— Start of Data lines —

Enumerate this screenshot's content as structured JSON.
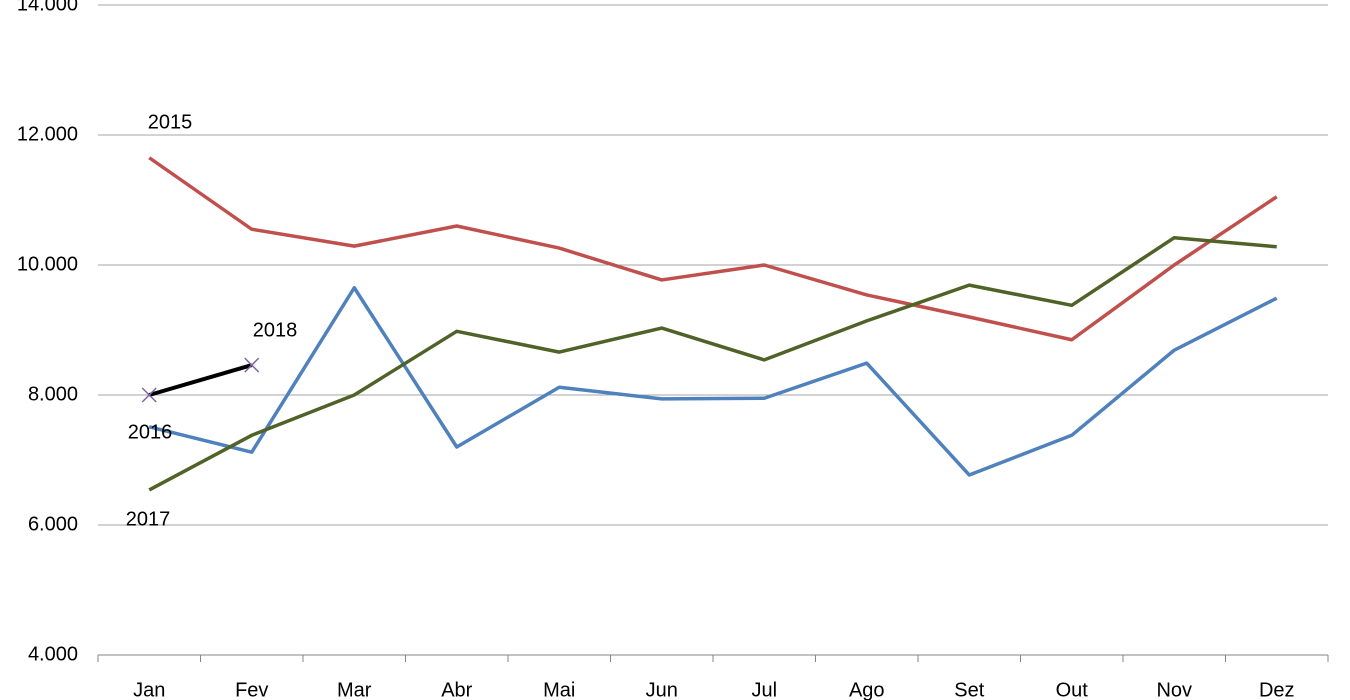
{
  "chart_data": {
    "type": "line",
    "categories": [
      "Jan",
      "Fev",
      "Mar",
      "Abr",
      "Mai",
      "Jun",
      "Jul",
      "Ago",
      "Set",
      "Out",
      "Nov",
      "Dez"
    ],
    "series": [
      {
        "name": "2015",
        "color": "#c0504d",
        "values": [
          11650,
          10550,
          10290,
          10600,
          10260,
          9770,
          10000,
          9540,
          9200,
          8850,
          10000,
          11050
        ]
      },
      {
        "name": "2016",
        "color": "#4f81bd",
        "values": [
          7510,
          7120,
          9650,
          7200,
          8120,
          7940,
          7950,
          8490,
          6770,
          7380,
          8690,
          9490
        ]
      },
      {
        "name": "2017",
        "color": "#4f6228",
        "values": [
          6540,
          7380,
          8000,
          8980,
          8660,
          9030,
          8540,
          9140,
          9690,
          9380,
          10420,
          10280
        ]
      },
      {
        "name": "2018",
        "color": "#000000",
        "marker_color": "#8064a2",
        "values": [
          8000,
          8460,
          null,
          null,
          null,
          null,
          null,
          null,
          null,
          null,
          null,
          null
        ]
      }
    ],
    "ylim": [
      4000,
      14000
    ],
    "yticks": [
      {
        "value": 4000,
        "label": "4.000"
      },
      {
        "value": 6000,
        "label": "6.000"
      },
      {
        "value": 8000,
        "label": "8.000"
      },
      {
        "value": 10000,
        "label": "10.000"
      },
      {
        "value": 12000,
        "label": "12.000"
      },
      {
        "value": 14000,
        "label": "14.000"
      }
    ],
    "grid": true
  }
}
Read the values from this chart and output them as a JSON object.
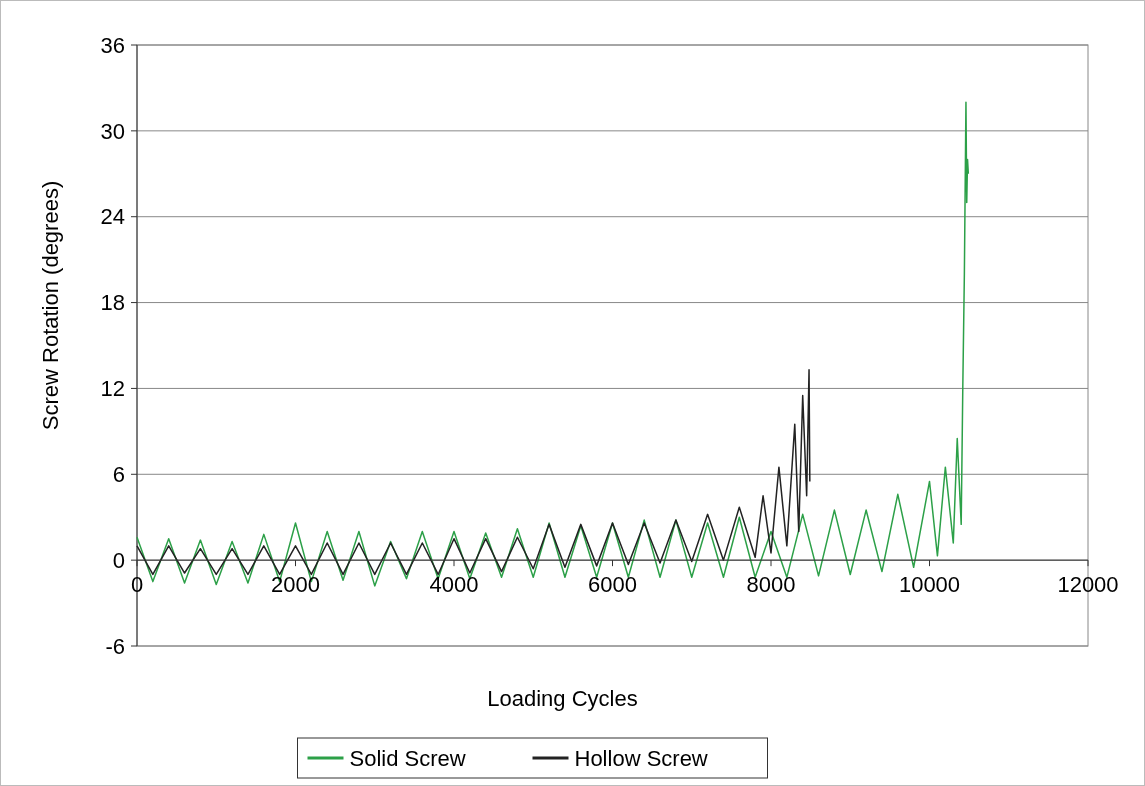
{
  "chart_data": {
    "type": "line",
    "xlabel": "Loading Cycles",
    "ylabel": "Screw Rotation (degrees)",
    "xlim": [
      0,
      12000
    ],
    "xticks": [
      0,
      2000,
      4000,
      6000,
      8000,
      10000,
      12000
    ],
    "ylim": [
      -6,
      36
    ],
    "yticks": [
      -6,
      0,
      6,
      12,
      18,
      24,
      30,
      36
    ],
    "grid": "y",
    "legend": "bottom",
    "series": [
      {
        "name": "Solid Screw",
        "color": "#2ca048",
        "x": [
          0,
          200,
          400,
          600,
          800,
          1000,
          1200,
          1400,
          1600,
          1800,
          2000,
          2200,
          2400,
          2600,
          2800,
          3000,
          3200,
          3400,
          3600,
          3800,
          4000,
          4200,
          4400,
          4600,
          4800,
          5000,
          5200,
          5400,
          5600,
          5800,
          6000,
          6200,
          6400,
          6600,
          6800,
          7000,
          7200,
          7400,
          7600,
          7800,
          8000,
          8200,
          8400,
          8600,
          8800,
          9000,
          9200,
          9400,
          9600,
          9800,
          10000,
          10100,
          10200,
          10300,
          10350,
          10400,
          10420,
          10440,
          10460,
          10470,
          10480,
          10490
        ],
        "values": [
          1.6,
          -1.5,
          1.5,
          -1.6,
          1.4,
          -1.7,
          1.3,
          -1.6,
          1.8,
          -1.5,
          2.6,
          -1.5,
          2.0,
          -1.4,
          2.0,
          -1.8,
          1.3,
          -1.3,
          2.0,
          -1.3,
          2.0,
          -1.3,
          1.9,
          -1.2,
          2.2,
          -1.2,
          2.6,
          -1.2,
          2.4,
          -1.2,
          2.6,
          -1.2,
          2.8,
          -1.2,
          2.8,
          -1.2,
          2.6,
          -1.2,
          3.0,
          -1.2,
          2.0,
          -1.2,
          3.2,
          -1.1,
          3.5,
          -1.0,
          3.5,
          -0.8,
          4.6,
          -0.5,
          5.5,
          0.3,
          6.5,
          1.2,
          8.5,
          2.5,
          12,
          20,
          32,
          25,
          28,
          27
        ]
      },
      {
        "name": "Hollow Screw",
        "color": "#222222",
        "x": [
          0,
          200,
          400,
          600,
          800,
          1000,
          1200,
          1400,
          1600,
          1800,
          2000,
          2200,
          2400,
          2600,
          2800,
          3000,
          3200,
          3400,
          3600,
          3800,
          4000,
          4200,
          4400,
          4600,
          4800,
          5000,
          5200,
          5400,
          5600,
          5800,
          6000,
          6200,
          6400,
          6600,
          6800,
          7000,
          7200,
          7400,
          7600,
          7800,
          7900,
          8000,
          8100,
          8200,
          8300,
          8350,
          8400,
          8450,
          8480,
          8490
        ],
        "values": [
          1.0,
          -1.0,
          1.0,
          -0.9,
          0.8,
          -1.0,
          0.8,
          -1.0,
          1.0,
          -1.0,
          1.0,
          -1.0,
          1.2,
          -1.0,
          1.2,
          -1.0,
          1.2,
          -1.0,
          1.2,
          -1.0,
          1.5,
          -0.9,
          1.5,
          -0.8,
          1.6,
          -0.6,
          2.5,
          -0.5,
          2.5,
          -0.4,
          2.6,
          -0.3,
          2.6,
          -0.2,
          2.8,
          -0.1,
          3.2,
          0.0,
          3.7,
          0.2,
          4.5,
          0.5,
          6.5,
          1.0,
          9.5,
          2.0,
          11.5,
          4.5,
          13.3,
          5.5
        ]
      }
    ]
  }
}
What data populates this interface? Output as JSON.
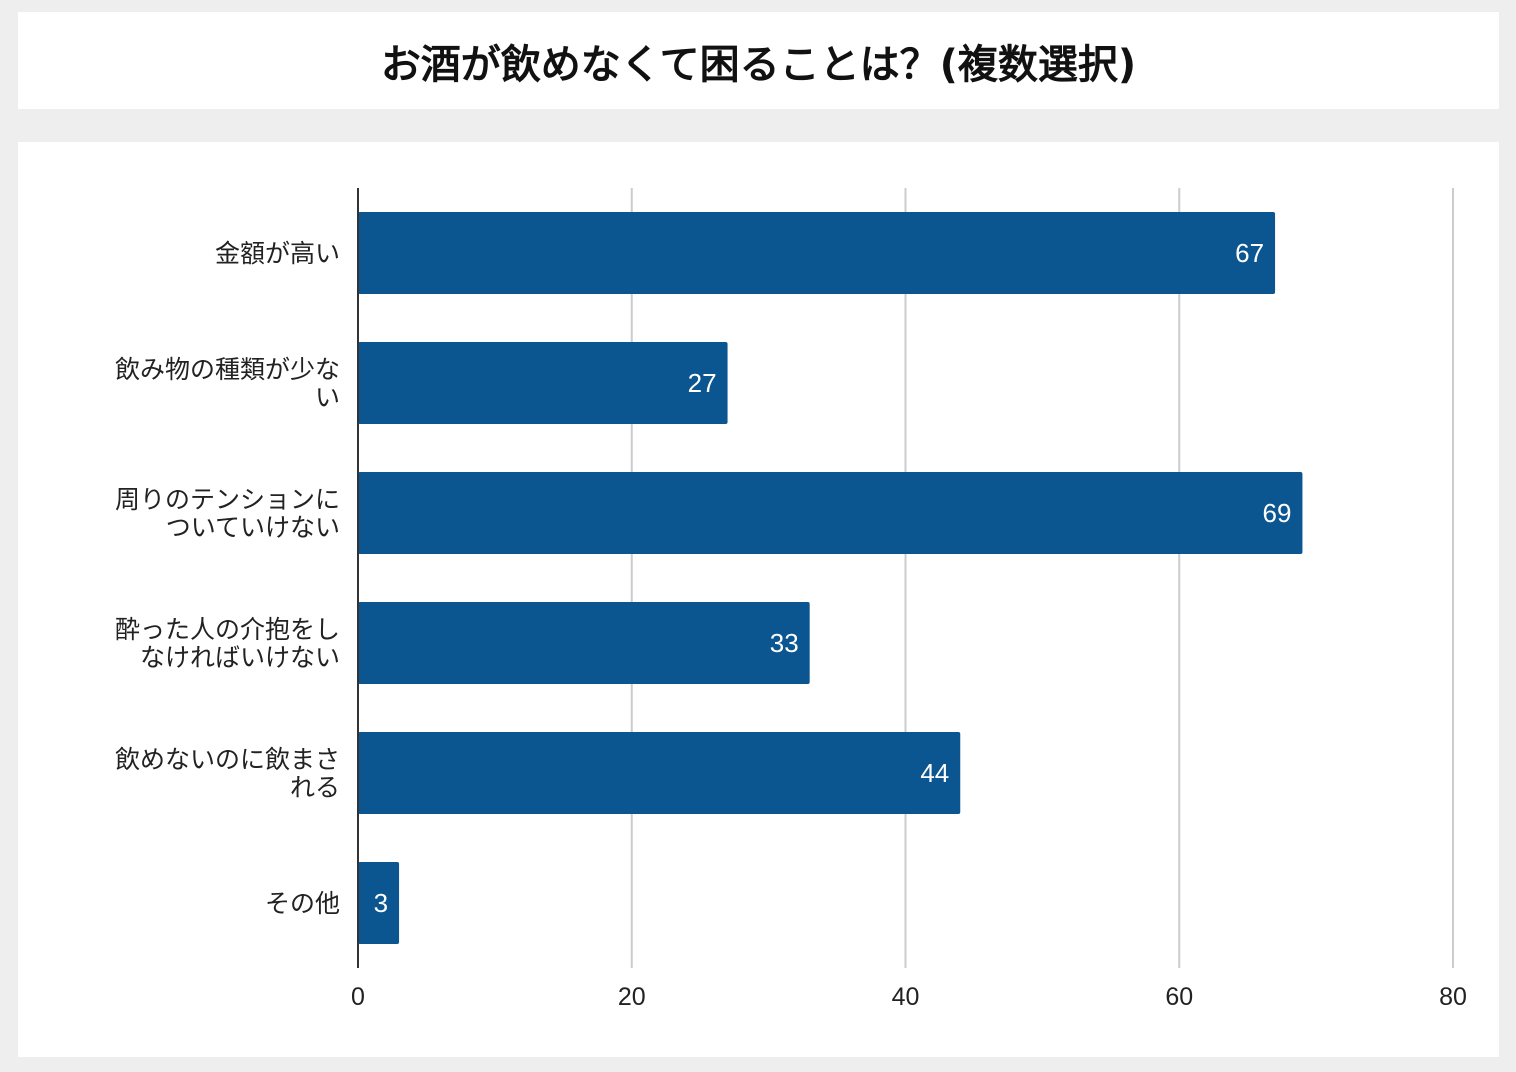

— End of Data lines —

## Exercise directions:
Leave every image out, and retype the material exactly.

## Expected answer:
Enumerate this screenshot's content as structured JSON.
{
  "chart_data": {
    "type": "line",
    "categories": [
      "Jan",
      "Fev",
      "Mar",
      "Abr",
      "Mai",
      "Jun",
      "Jul",
      "Ago",
      "Set",
      "Out",
      "Nov",
      "Dez"
    ],
    "series": [
      {
        "name": "2015",
        "color": "#c0504d",
        "values": [
          11650,
          10550,
          10290,
          10600,
          10260,
          9770,
          10000,
          9540,
          9200,
          8850,
          10000,
          11050
        ]
      },
      {
        "name": "2016",
        "color": "#4f81bd",
        "values": [
          7510,
          7120,
          9650,
          7200,
          8120,
          7940,
          7950,
          8490,
          6770,
          7380,
          8690,
          9490
        ]
      },
      {
        "name": "2017",
        "color": "#4f6228",
        "values": [
          6540,
          7380,
          8000,
          8980,
          8660,
          9030,
          8540,
          9140,
          9690,
          9380,
          10420,
          10280
        ]
      },
      {
        "name": "2018",
        "color": "#000000",
        "marker_color": "#8064a2",
        "values": [
          8000,
          8460,
          null,
          null,
          null,
          null,
          null,
          null,
          null,
          null,
          null,
          null
        ]
      }
    ],
    "ylim": [
      4000,
      14000
    ],
    "yticks": [
      {
        "value": 4000,
        "label": "4.000"
      },
      {
        "value": 6000,
        "label": "6.000"
      },
      {
        "value": 8000,
        "label": "8.000"
      },
      {
        "value": 10000,
        "label": "10.000"
      },
      {
        "value": 12000,
        "label": "12.000"
      },
      {
        "value": 14000,
        "label": "14.000"
      }
    ],
    "grid": true
  }
}
Read the values from this chart and output them as a JSON object.
{
  "chart_data": {
    "type": "line",
    "xlabel": "Loading Cycles",
    "ylabel": "Screw Rotation (degrees)",
    "xlim": [
      0,
      12000
    ],
    "xticks": [
      0,
      2000,
      4000,
      6000,
      8000,
      10000,
      12000
    ],
    "ylim": [
      -6,
      36
    ],
    "yticks": [
      -6,
      0,
      6,
      12,
      18,
      24,
      30,
      36
    ],
    "grid": "y",
    "legend": "bottom",
    "series": [
      {
        "name": "Solid Screw",
        "color": "#2ca048",
        "x": [
          0,
          200,
          400,
          600,
          800,
          1000,
          1200,
          1400,
          1600,
          1800,
          2000,
          2200,
          2400,
          2600,
          2800,
          3000,
          3200,
          3400,
          3600,
          3800,
          4000,
          4200,
          4400,
          4600,
          4800,
          5000,
          5200,
          5400,
          5600,
          5800,
          6000,
          6200,
          6400,
          6600,
          6800,
          7000,
          7200,
          7400,
          7600,
          7800,
          8000,
          8200,
          8400,
          8600,
          8800,
          9000,
          9200,
          9400,
          9600,
          9800,
          10000,
          10100,
          10200,
          10300,
          10350,
          10400,
          10420,
          10440,
          10460,
          10470,
          10480,
          10490
        ],
        "values": [
          1.6,
          -1.5,
          1.5,
          -1.6,
          1.4,
          -1.7,
          1.3,
          -1.6,
          1.8,
          -1.5,
          2.6,
          -1.5,
          2.0,
          -1.4,
          2.0,
          -1.8,
          1.3,
          -1.3,
          2.0,
          -1.3,
          2.0,
          -1.3,
          1.9,
          -1.2,
          2.2,
          -1.2,
          2.6,
          -1.2,
          2.4,
          -1.2,
          2.6,
          -1.2,
          2.8,
          -1.2,
          2.8,
          -1.2,
          2.6,
          -1.2,
          3.0,
          -1.2,
          2.0,
          -1.2,
          3.2,
          -1.1,
          3.5,
          -1.0,
          3.5,
          -0.8,
          4.6,
          -0.5,
          5.5,
          0.3,
          6.5,
          1.2,
          8.5,
          2.5,
          12,
          20,
          32,
          25,
          28,
          27
        ]
      },
      {
        "name": "Hollow Screw",
        "color": "#222222",
        "x": [
          0,
          200,
          400,
          600,
          800,
          1000,
          1200,
          1400,
          1600,
          1800,
          2000,
          2200,
          2400,
          2600,
          2800,
          3000,
          3200,
          3400,
          3600,
          3800,
          4000,
          4200,
          4400,
          4600,
          4800,
          5000,
          5200,
          5400,
          5600,
          5800,
          6000,
          6200,
          6400,
          6600,
          6800,
          7000,
          7200,
          7400,
          7600,
          7800,
          7900,
          8000,
          8100,
          8200,
          8300,
          8350,
          8400,
          8450,
          8480,
          8490
        ],
        "values": [
          1.0,
          -1.0,
          1.0,
          -0.9,
          0.8,
          -1.0,
          0.8,
          -1.0,
          1.0,
          -1.0,
          1.0,
          -1.0,
          1.2,
          -1.0,
          1.2,
          -1.0,
          1.2,
          -1.0,
          1.2,
          -1.0,
          1.5,
          -0.9,
          1.5,
          -0.8,
          1.6,
          -0.6,
          2.5,
          -0.5,
          2.5,
          -0.4,
          2.6,
          -0.3,
          2.6,
          -0.2,
          2.8,
          -0.1,
          3.2,
          0.0,
          3.7,
          0.2,
          4.5,
          0.5,
          6.5,
          1.0,
          9.5,
          2.0,
          11.5,
          4.5,
          13.3,
          5.5
        ]
      }
    ]
  }
}
What data populates this interface? Output as JSON.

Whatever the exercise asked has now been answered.